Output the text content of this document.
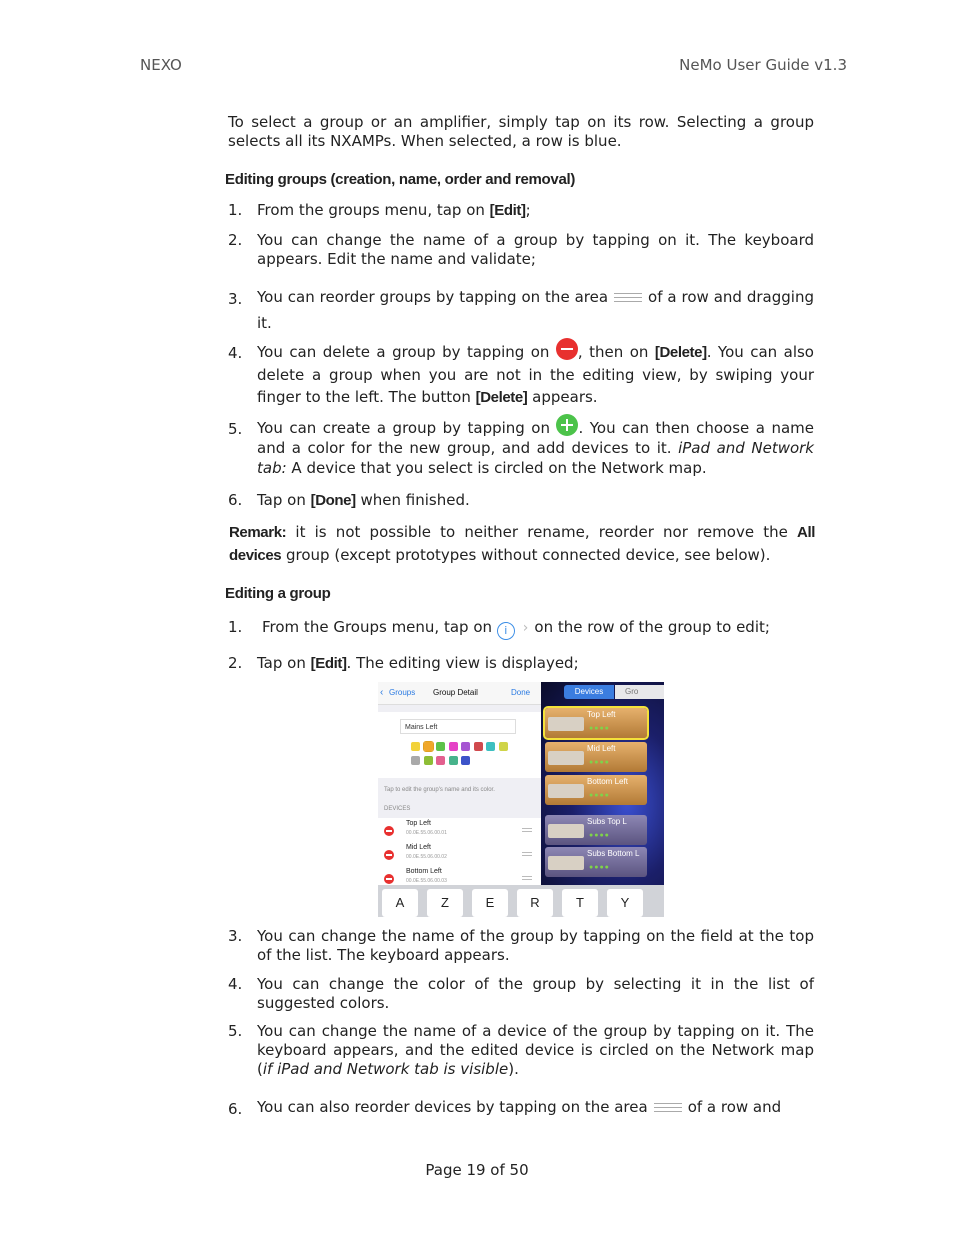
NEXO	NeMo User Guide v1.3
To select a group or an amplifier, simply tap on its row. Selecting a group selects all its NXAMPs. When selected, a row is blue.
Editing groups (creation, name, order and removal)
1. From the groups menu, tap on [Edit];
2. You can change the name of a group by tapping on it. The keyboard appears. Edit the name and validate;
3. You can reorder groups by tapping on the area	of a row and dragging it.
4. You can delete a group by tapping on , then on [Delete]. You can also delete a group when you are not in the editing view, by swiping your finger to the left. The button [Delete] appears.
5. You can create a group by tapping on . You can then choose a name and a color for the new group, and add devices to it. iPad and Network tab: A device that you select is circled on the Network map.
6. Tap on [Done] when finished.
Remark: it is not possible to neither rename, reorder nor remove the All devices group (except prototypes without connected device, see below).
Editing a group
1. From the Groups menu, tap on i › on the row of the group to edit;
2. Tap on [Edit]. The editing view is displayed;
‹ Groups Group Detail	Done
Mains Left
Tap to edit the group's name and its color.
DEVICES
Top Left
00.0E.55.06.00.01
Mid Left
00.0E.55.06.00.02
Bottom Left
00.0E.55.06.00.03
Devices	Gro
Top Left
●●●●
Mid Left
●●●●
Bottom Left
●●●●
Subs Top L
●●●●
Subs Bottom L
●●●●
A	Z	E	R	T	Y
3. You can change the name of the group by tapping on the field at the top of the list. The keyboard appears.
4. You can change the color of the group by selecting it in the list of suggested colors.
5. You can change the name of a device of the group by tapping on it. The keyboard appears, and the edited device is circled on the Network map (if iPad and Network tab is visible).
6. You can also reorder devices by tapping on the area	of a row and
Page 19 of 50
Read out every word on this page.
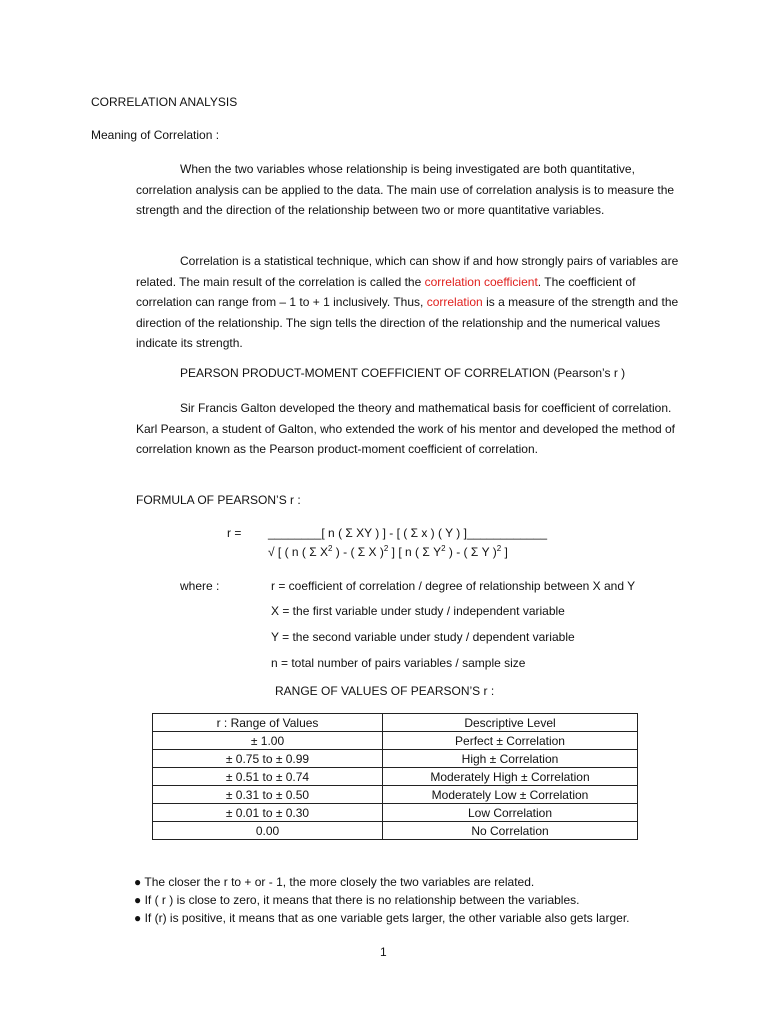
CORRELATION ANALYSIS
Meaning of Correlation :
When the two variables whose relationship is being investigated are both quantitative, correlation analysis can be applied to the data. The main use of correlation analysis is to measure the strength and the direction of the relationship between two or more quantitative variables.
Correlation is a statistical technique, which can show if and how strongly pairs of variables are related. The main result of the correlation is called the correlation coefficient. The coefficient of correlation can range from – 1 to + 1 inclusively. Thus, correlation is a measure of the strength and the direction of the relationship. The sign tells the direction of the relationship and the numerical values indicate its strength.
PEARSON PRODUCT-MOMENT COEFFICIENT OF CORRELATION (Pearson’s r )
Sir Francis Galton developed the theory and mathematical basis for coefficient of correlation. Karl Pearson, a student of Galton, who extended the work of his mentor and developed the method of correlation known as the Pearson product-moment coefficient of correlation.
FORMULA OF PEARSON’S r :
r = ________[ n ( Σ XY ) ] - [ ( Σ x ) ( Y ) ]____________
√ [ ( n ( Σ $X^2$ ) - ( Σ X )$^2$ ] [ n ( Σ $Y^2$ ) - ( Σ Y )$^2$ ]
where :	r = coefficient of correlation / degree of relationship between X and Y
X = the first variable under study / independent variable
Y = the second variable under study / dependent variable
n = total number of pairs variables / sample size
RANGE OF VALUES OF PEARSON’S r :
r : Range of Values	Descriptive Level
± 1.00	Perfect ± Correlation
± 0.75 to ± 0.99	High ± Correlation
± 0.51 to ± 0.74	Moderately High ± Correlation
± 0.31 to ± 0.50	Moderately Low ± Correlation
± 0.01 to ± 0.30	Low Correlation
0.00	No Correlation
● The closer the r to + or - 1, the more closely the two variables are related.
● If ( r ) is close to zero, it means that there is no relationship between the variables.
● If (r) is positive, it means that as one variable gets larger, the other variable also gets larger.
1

......

_Task to complete_: Which lines contain "related"? Copy each of them.

_Result of the exercise_:
Correlation is a statistical technique, which can show if and how strongly pairs of variables are related. The main result of the correlation is called the correlation coefficient. The coefficient of correlation can range from – 1 to + 1 inclusively. Thus, correlation is a measure of the strength and the direction of the relationship. The sign tells the direction of the relationship and the numerical values indicate its strength.
● The closer the r to + or - 1, the more closely the two variables are related.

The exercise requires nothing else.